Pull out every line in the data that has the string "year" in it.
____
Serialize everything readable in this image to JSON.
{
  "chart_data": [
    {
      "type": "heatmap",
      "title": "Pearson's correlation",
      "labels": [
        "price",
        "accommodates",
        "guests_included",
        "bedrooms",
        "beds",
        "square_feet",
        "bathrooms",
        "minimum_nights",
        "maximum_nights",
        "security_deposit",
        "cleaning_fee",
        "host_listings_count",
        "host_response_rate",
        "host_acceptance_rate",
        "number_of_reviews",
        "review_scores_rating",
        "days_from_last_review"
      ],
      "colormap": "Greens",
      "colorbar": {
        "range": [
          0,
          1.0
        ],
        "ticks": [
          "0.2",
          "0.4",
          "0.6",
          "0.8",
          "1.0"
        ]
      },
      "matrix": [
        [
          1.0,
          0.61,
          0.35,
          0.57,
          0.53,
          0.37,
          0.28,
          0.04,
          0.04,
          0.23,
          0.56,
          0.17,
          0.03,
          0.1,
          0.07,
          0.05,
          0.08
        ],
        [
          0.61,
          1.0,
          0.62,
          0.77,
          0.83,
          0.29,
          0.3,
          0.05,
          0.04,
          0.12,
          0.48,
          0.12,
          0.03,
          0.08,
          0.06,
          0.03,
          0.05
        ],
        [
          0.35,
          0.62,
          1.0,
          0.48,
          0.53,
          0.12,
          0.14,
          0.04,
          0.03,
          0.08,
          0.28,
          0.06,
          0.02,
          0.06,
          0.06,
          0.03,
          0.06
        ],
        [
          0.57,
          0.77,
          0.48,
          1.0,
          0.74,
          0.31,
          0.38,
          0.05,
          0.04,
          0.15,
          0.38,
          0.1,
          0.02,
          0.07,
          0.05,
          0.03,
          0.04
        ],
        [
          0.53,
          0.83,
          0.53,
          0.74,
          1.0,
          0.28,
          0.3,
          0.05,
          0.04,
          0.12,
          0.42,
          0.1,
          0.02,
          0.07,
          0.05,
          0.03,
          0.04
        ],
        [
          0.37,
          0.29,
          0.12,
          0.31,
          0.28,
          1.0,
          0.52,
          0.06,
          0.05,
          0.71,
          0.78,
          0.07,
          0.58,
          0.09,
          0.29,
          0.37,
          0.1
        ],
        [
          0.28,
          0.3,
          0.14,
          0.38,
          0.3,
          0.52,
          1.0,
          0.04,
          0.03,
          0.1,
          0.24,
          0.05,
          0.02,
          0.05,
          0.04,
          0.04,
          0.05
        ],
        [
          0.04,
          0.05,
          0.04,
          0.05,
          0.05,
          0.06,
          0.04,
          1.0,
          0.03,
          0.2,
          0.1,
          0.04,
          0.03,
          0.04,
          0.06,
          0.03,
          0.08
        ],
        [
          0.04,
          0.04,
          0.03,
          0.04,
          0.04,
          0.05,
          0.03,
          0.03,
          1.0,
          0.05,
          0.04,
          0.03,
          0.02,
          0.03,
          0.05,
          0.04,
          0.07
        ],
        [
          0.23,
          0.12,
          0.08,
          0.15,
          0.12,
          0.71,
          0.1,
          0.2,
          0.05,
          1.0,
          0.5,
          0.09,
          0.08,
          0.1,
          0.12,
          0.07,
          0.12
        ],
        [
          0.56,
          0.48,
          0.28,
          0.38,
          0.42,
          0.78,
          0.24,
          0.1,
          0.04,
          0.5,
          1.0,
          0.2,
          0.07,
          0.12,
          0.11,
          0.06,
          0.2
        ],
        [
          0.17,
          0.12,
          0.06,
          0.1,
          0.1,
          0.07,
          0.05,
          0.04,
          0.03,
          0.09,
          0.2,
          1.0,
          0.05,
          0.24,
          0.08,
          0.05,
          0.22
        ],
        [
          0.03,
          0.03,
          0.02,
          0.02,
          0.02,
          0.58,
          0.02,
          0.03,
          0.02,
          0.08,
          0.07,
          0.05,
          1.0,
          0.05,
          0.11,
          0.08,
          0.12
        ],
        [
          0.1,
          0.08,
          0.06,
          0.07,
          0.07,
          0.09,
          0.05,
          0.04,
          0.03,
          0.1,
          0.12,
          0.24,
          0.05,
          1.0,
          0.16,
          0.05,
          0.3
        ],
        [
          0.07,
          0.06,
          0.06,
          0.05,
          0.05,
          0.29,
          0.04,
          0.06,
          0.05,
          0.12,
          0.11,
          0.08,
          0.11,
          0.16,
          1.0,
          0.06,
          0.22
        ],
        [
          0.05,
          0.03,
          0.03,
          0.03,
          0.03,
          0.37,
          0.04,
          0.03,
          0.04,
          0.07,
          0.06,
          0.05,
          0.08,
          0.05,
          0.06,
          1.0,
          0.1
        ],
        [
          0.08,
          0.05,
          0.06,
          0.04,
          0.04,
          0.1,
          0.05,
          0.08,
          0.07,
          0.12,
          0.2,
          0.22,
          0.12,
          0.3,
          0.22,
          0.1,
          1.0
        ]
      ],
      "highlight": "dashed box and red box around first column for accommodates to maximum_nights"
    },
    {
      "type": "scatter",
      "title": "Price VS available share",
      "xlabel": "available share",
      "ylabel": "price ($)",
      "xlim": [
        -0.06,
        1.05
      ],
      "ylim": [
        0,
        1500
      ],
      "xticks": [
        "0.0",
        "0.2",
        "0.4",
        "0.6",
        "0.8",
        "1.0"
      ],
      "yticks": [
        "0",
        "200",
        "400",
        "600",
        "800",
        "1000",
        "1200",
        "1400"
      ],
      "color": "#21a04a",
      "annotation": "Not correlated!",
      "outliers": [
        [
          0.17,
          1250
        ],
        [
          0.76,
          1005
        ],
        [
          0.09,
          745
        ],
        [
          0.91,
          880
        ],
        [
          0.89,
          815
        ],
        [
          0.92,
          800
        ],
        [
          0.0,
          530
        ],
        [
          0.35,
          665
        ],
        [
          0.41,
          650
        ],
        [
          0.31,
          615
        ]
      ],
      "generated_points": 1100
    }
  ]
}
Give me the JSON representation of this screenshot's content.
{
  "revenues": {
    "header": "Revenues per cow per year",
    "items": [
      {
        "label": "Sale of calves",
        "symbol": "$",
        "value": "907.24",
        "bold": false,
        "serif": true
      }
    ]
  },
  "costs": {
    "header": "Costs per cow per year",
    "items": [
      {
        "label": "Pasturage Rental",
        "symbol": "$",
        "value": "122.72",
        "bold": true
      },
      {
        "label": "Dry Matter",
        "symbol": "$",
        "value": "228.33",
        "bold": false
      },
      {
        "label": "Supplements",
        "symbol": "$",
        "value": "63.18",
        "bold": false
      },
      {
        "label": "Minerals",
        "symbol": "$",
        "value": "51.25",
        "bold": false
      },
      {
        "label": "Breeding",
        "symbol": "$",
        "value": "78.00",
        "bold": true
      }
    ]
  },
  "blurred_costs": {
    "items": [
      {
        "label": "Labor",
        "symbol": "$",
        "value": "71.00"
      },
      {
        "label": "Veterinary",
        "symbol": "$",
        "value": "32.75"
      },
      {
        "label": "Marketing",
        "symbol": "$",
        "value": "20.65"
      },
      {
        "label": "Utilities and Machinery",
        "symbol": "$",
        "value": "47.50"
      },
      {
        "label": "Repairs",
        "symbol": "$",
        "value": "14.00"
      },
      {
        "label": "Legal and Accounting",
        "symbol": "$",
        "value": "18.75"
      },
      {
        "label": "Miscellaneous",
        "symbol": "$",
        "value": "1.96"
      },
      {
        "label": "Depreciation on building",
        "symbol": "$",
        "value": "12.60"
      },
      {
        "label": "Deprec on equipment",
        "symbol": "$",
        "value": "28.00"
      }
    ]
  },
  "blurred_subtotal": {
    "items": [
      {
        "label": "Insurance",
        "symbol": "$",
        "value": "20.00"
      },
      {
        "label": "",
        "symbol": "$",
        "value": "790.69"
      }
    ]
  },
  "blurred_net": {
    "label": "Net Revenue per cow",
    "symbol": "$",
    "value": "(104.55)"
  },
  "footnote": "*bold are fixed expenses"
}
____
■ Result
    "header": "Revenues per cow per year",
    "header": "Costs per cow per year",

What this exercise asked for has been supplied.